— BEGIN —

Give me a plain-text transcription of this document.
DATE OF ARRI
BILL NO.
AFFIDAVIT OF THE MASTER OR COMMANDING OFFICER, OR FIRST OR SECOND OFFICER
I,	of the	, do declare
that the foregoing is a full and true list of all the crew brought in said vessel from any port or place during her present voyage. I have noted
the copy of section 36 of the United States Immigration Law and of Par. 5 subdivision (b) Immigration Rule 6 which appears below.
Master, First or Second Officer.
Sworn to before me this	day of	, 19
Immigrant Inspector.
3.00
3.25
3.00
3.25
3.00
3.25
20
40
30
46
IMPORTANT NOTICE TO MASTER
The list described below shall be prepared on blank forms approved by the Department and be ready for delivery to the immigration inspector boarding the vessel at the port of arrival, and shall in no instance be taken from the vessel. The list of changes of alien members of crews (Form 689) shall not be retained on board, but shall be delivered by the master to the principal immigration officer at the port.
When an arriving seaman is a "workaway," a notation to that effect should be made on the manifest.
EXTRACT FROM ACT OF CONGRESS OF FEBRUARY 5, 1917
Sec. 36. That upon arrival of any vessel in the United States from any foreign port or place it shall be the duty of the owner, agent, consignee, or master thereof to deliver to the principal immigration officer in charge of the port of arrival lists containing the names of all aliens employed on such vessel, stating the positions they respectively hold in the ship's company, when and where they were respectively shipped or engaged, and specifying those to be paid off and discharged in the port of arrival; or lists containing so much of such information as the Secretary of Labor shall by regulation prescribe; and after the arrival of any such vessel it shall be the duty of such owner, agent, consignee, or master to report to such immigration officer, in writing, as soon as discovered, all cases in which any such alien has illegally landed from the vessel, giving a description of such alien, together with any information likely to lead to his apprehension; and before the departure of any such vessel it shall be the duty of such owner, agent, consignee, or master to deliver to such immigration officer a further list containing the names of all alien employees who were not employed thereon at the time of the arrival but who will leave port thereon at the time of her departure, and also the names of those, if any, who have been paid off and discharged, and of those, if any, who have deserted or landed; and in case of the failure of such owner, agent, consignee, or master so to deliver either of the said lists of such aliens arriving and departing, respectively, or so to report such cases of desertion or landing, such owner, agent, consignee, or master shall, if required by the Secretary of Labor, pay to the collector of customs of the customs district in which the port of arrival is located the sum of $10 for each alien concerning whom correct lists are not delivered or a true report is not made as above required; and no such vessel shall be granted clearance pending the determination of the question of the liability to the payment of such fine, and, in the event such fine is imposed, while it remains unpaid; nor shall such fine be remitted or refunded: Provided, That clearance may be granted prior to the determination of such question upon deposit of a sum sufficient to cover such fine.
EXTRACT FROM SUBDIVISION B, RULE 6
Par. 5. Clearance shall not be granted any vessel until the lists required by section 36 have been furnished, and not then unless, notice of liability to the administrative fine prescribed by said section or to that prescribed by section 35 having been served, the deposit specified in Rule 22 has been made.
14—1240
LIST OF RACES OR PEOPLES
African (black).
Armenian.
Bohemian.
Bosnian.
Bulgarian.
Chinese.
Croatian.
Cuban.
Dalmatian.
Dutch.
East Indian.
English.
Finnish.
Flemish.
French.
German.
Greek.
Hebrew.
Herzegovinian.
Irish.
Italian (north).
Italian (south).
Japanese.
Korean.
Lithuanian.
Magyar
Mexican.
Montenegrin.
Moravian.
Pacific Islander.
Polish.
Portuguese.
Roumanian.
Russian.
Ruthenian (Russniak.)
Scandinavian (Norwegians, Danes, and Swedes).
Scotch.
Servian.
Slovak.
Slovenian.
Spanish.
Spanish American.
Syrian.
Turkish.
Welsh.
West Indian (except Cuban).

— END —

→ **Task objective**: Every line holding "section" should be copied out.

→ **Solution to this task**:
the copy of section 36 of the United States Immigration Law and of Par. 5 subdivision (b) Immigration Rule 6 which appears below.
Par. 5. Clearance shall not be granted any vessel until the lists required by section 36 have been furnished, and not then unless, notice of liability to the administrative fine prescribed by said section or to that prescribed by section 35 having been served, the deposit specified in Rule 22 has been made.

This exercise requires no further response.